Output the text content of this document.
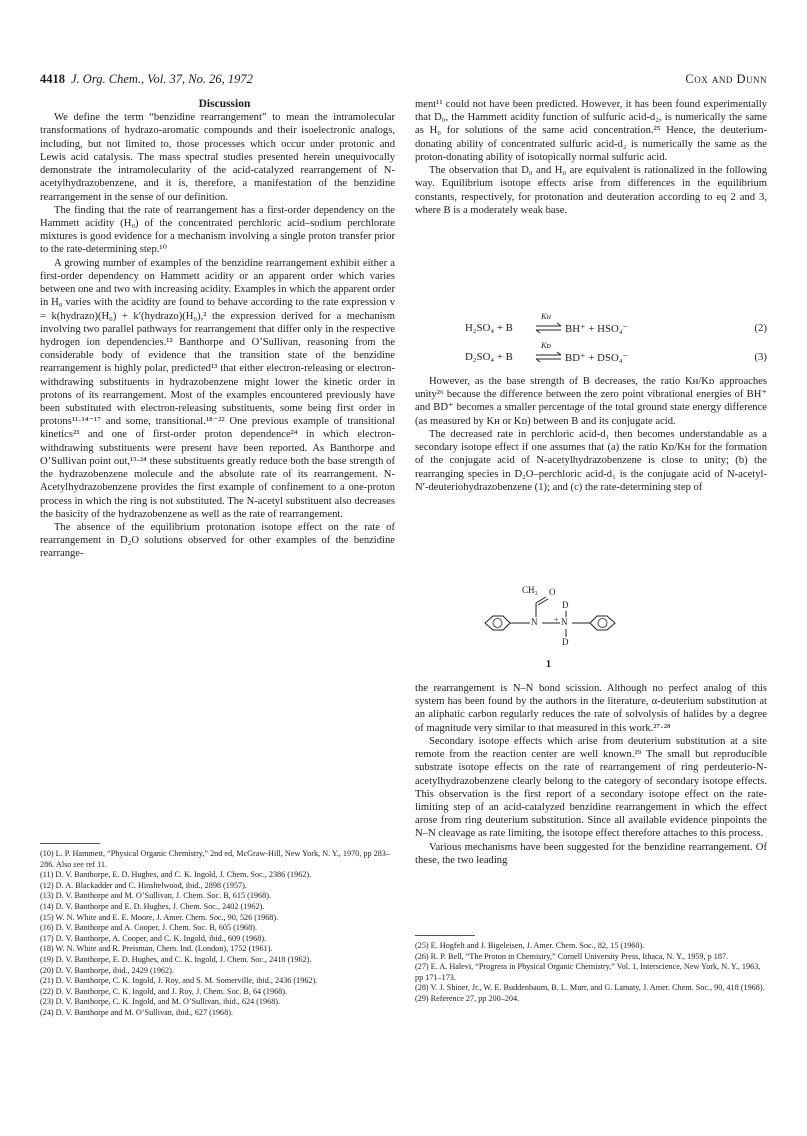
4418 J. Org. Chem., Vol. 37, No. 26, 1972	Cox and Dunn

Discussion

We define the term “benzidine rearrangement” to mean the intramolecular transformations of hydrazo-aromatic compounds and their isoelectronic analogs, including, but not limited to, those processes which occur under protonic and Lewis acid catalysis. The mass spectral studies presented herein unequivocally demonstrate the intramolecularity of the acid-catalyzed rearrangement of N-acetylhydrazobenzene, and it is, therefore, a manifestation of the benzidine rearrangement in the sense of our definition.

The finding that the rate of rearrangement has a first-order dependency on the Hammett acidity (H₀) of the concentrated perchloric acid–sodium perchlorate mixtures is good evidence for a mechanism involving a single proton transfer prior to the rate-determining step.¹⁰

A growing number of examples of the benzidine rearrangement exhibit either a first-order dependency on Hammett acidity or an apparent order which varies between one and two with increasing acidity. Examples in which the apparent order in H₀ varies with the acidity are found to behave according to the rate expression v = k(hydrazo)(H₀) + k′(hydrazo)(H₀),² the expression derived for a mechanism involving two parallel pathways for rearrangement that differ only in the respective hydrogen ion dependencies.¹² Banthorpe and O’Sullivan, reasoning from the considerable body of evidence that the transition state of the benzidine rearrangement is highly polar, predicted¹³ that either electron-releasing or electron-withdrawing substituents in hydrazobenzene might lower the kinetic order in protons of its rearrangement. Most of the examples encountered previously have been substituted with electron-releasing substituents, some being first order in protons¹¹·¹⁴⁻¹⁷ and some, transitional.¹⁸⁻²² One previous example of transitional kinetics²³ and one of first-order proton dependence²⁴ in which electron-withdrawing substituents were present have been reported. As Banthorpe and O’Sullivan point out,¹³·²⁴ these substituents greatly reduce both the base strength of the hydrazobenzene molecule and the absolute rate of its rearrangement. N-Acetylhydrazobenzene provides the first example of confinement to a one-proton process in which the ring is not substituted. The N-acetyl substituent also decreases the basicity of the hydrazobenzene as well as the rate of rearrangement.

The absence of the equilibrium protonation isotope effect on the rate of rearrangement in D₂O solutions observed for other examples of the benzidine rearrange-

ment¹¹ could not have been predicted. However, it has been found experimentally that D₀, the Hammett acidity function of sulfuric acid-d₂, is numerically the same as H₀ for solutions of the same acid concentration.²⁵ Hence, the deuterium-donating ability of concentrated sulfuric acid-d₂ is numerically the same as the proton-donating ability of isotopically normal sulfuric acid.

The observation that D₀ and H₀ are equivalent is rationalized in the following way. Equilibrium isotope effects arise from differences in the equilibrium constants, respectively, for protonation and deuteration according to eq 2 and 3, where B is a moderately weak base.

H₂SO₄ + B
Kʜ
⇌ BH⁺ + HSO₄⁻	(2)
D₂SO₄ + B
Kᴅ
⇌ BD⁺ + DSO₄⁻	(3)

However, as the base strength of B decreases, the ratio Kʜ/Kᴅ approaches unity²⁶ because the difference between the zero point vibrational energies of BH⁺ and BD⁺ becomes a smaller percentage of the total ground state energy difference (as measured by Kʜ or Kᴅ) between B and its conjugate acid.

The decreased rate in perchloric acid-d₁ then becomes understandable as a secondary isotope effect if one assumes that (a) the ratio Kᴅ/Kʜ for the formation of the conjugate acid of N-acetylhydrazobenzene is close to unity; (b) the rearranging species in D₂O–perchloric acid-d₁ is the conjugate acid of N-acetyl-N′-deuteriohydrazobenzene (1); and (c) the rate-determining step of

CH₃ O
N	N
+
D
D
1

the rearrangement is N–N bond scission. Although no perfect analog of this system has been found by the authors in the literature, α-deuterium substitution at an aliphatic carbon regularly reduces the rate of solvolysis of halides by a degree of magnitude very similar to that measured in this work.²⁷·²⁸

Secondary isotope effects which arise from deuterium substitution at a site remote from the reaction center are well known.²⁹ The small but reproducible substrate isotope effects on the rate of rearrangement of ring perdeuterio-N-acetylhydrazobenzene clearly belong to the category of secondary isotope effects. This observation is the first report of a secondary isotope effect on the rate-limiting step of an acid-catalyzed benzidine rearrangement in which the effect arose from ring deuterium substitution. Since all available evidence pinpoints the N–N cleavage as rate limiting, the isotope effect therefore attaches to this process.

Various mechanisms have been suggested for the benzidine rearrangement. Of these, the two leading

(10) L. P. Hammett, “Physical Organic Chemistry,” 2nd ed, McGraw-Hill, New York, N. Y., 1970, pp 283–286. Also see ref 11.
(11) D. V. Banthorpe, E. D. Hughes, and C. K. Ingold, J. Chem. Soc., 2386 (1962).
(12) D. A. Blackadder and C. Hinshelwood, ibid., 2898 (1957).
(13) D. V. Banthorpe and M. O’Sullivan, J. Chem. Soc. B, 615 (1968).
(14) D. V. Banthorpe and E. D. Hughes, J. Chem. Soc., 2402 (1962).
(15) W. N. White and E. E. Moore, J. Amer. Chem. Soc., 90, 526 (1968).
(16) D. V. Banthorpe and A. Cooper, J. Chem. Soc. B, 605 (1968).
(17) D. V. Banthorpe, A. Cooper, and C. K. Ingold, ibid., 609 (1968).
(18) W. N. White and R. Preisman, Chem. Ind. (London), 1752 (1961).
(19) D. V. Banthorpe, E. D. Hughes, and C. K. Ingold, J. Chem. Soc., 2418 (1962).
(20) D. V. Banthorpe, ibid., 2429 (1962).
(21) D. V. Banthorpe, C. K. Ingold, J. Roy, and S. M. Somerville, ibid., 2436 (1962).
(22) D. V. Banthorpe, C. K. Ingold, and J. Roy, J. Chem. Soc. B, 64 (1968).
(23) D. V. Banthorpe, C. K. Ingold, and M. O’Sullivan, ibid., 624 (1968).
(24) D. V. Banthorpe and M. O’Sullivan, ibid., 627 (1968).
(25) E. Hogfelt and J. Bigeleisen, J. Amer. Chem. Soc., 82, 15 (1960).
(26) R. P. Bell, “The Proton in Chemistry,” Cornell University Press, Ithaca, N. Y., 1959, p 187.
(27) E. A. Halevi, “Progress in Physical Organic Chemistry,” Vol. 1, Interscience, New York, N. Y., 1963, pp 171–173.
(28) V. J. Shiner, Jr., W. E. Buddenbaum, B. L. Murr, and G. Lamaty, J. Amer. Chem. Soc., 90, 418 (1968).
(29) Reference 27, pp 200–204.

*-*-*

> [WHAT IS EXPECTED] Give back all entries exactly. No pictures belong in the copy.

> [SOLUTION TO THE EXERCISE]
Output the text content of this document.
4418 J. Org. Chem., Vol. 37, No. 26, 1972	Cox and Dunn

Discussion

We define the term “benzidine rearrangement” to mean the intramolecular transformations of hydrazo-aromatic compounds and their isoelectronic analogs, including, but not limited to, those processes which occur under protonic and Lewis acid catalysis. The mass spectral studies presented herein unequivocally demonstrate the intramolecularity of the acid-catalyzed rearrangement of N-acetylhydrazobenzene, and it is, therefore, a manifestation of the benzidine rearrangement in the sense of our definition.

The finding that the rate of rearrangement has a first-order dependency on the Hammett acidity (H₀) of the concentrated perchloric acid–sodium perchlorate mixtures is good evidence for a mechanism involving a single proton transfer prior to the rate-determining step.¹⁰

A growing number of examples of the benzidine rearrangement exhibit either a first-order dependency on Hammett acidity or an apparent order which varies between one and two with increasing acidity. Examples in which the apparent order in H₀ varies with the acidity are found to behave according to the rate expression v = k(hydrazo)(H₀) + k′(hydrazo)(H₀),² the expression derived for a mechanism involving two parallel pathways for rearrangement that differ only in the respective hydrogen ion dependencies.¹² Banthorpe and O’Sullivan, reasoning from the considerable body of evidence that the transition state of the benzidine rearrangement is highly polar, predicted¹³ that either electron-releasing or electron-withdrawing substituents in hydrazobenzene might lower the kinetic order in protons of its rearrangement. Most of the examples encountered previously have been substituted with electron-releasing substituents, some being first order in protons¹¹·¹⁴⁻¹⁷ and some, transitional.¹⁸⁻²² One previous example of transitional kinetics²³ and one of first-order proton dependence²⁴ in which electron-withdrawing substituents were present have been reported. As Banthorpe and O’Sullivan point out,¹³·²⁴ these substituents greatly reduce both the base strength of the hydrazobenzene molecule and the absolute rate of its rearrangement. N-Acetylhydrazobenzene provides the first example of confinement to a one-proton process in which the ring is not substituted. The N-acetyl substituent also decreases the basicity of the hydrazobenzene as well as the rate of rearrangement.

The absence of the equilibrium protonation isotope effect on the rate of rearrangement in D₂O solutions observed for other examples of the benzidine rearrange-

ment¹¹ could not have been predicted. However, it has been found experimentally that D₀, the Hammett acidity function of sulfuric acid-d₂, is numerically the same as H₀ for solutions of the same acid concentration.²⁵ Hence, the deuterium-donating ability of concentrated sulfuric acid-d₂ is numerically the same as the proton-donating ability of isotopically normal sulfuric acid.

The observation that D₀ and H₀ are equivalent is rationalized in the following way. Equilibrium isotope effects arise from differences in the equilibrium constants, respectively, for protonation and deuteration according to eq 2 and 3, where B is a moderately weak base.

H₂SO₄ + B
Kʜ
⇌ BH⁺ + HSO₄⁻	(2)
D₂SO₄ + B
Kᴅ
⇌ BD⁺ + DSO₄⁻	(3)

However, as the base strength of B decreases, the ratio Kʜ/Kᴅ approaches unity²⁶ because the difference between the zero point vibrational energies of BH⁺ and BD⁺ becomes a smaller percentage of the total ground state energy difference (as measured by Kʜ or Kᴅ) between B and its conjugate acid.

The decreased rate in perchloric acid-d₁ then becomes understandable as a secondary isotope effect if one assumes that (a) the ratio Kᴅ/Kʜ for the formation of the conjugate acid of N-acetylhydrazobenzene is close to unity; (b) the rearranging species in D₂O–perchloric acid-d₁ is the conjugate acid of N-acetyl-N′-deuteriohydrazobenzene (1); and (c) the rate-determining step of

CH₃ O
N	N
+
D
D
1

the rearrangement is N–N bond scission. Although no perfect analog of this system has been found by the authors in the literature, α-deuterium substitution at an aliphatic carbon regularly reduces the rate of solvolysis of halides by a degree of magnitude very similar to that measured in this work.²⁷·²⁸

Secondary isotope effects which arise from deuterium substitution at a site remote from the reaction center are well known.²⁹ The small but reproducible substrate isotope effects on the rate of rearrangement of ring perdeuterio-N-acetylhydrazobenzene clearly belong to the category of secondary isotope effects. This observation is the first report of a secondary isotope effect on the rate-limiting step of an acid-catalyzed benzidine rearrangement in which the effect arose from ring deuterium substitution. Since all available evidence pinpoints the N–N cleavage as rate limiting, the isotope effect therefore attaches to this process.

Various mechanisms have been suggested for the benzidine rearrangement. Of these, the two leading

(10) L. P. Hammett, “Physical Organic Chemistry,” 2nd ed, McGraw-Hill, New York, N. Y., 1970, pp 283–286. Also see ref 11.
(11) D. V. Banthorpe, E. D. Hughes, and C. K. Ingold, J. Chem. Soc., 2386 (1962).
(12) D. A. Blackadder and C. Hinshelwood, ibid., 2898 (1957).
(13) D. V. Banthorpe and M. O’Sullivan, J. Chem. Soc. B, 615 (1968).
(14) D. V. Banthorpe and E. D. Hughes, J. Chem. Soc., 2402 (1962).
(15) W. N. White and E. E. Moore, J. Amer. Chem. Soc., 90, 526 (1968).
(16) D. V. Banthorpe and A. Cooper, J. Chem. Soc. B, 605 (1968).
(17) D. V. Banthorpe, A. Cooper, and C. K. Ingold, ibid., 609 (1968).
(18) W. N. White and R. Preisman, Chem. Ind. (London), 1752 (1961).
(19) D. V. Banthorpe, E. D. Hughes, and C. K. Ingold, J. Chem. Soc., 2418 (1962).
(20) D. V. Banthorpe, ibid., 2429 (1962).
(21) D. V. Banthorpe, C. K. Ingold, J. Roy, and S. M. Somerville, ibid., 2436 (1962).
(22) D. V. Banthorpe, C. K. Ingold, and J. Roy, J. Chem. Soc. B, 64 (1968).
(23) D. V. Banthorpe, C. K. Ingold, and M. O’Sullivan, ibid., 624 (1968).
(24) D. V. Banthorpe and M. O’Sullivan, ibid., 627 (1968).
(25) E. Hogfelt and J. Bigeleisen, J. Amer. Chem. Soc., 82, 15 (1960).
(26) R. P. Bell, “The Proton in Chemistry,” Cornell University Press, Ithaca, N. Y., 1959, p 187.
(27) E. A. Halevi, “Progress in Physical Organic Chemistry,” Vol. 1, Interscience, New York, N. Y., 1963, pp 171–173.
(28) V. J. Shiner, Jr., W. E. Buddenbaum, B. L. Murr, and G. Lamaty, J. Amer. Chem. Soc., 90, 418 (1968).
(29) Reference 27, pp 200–204.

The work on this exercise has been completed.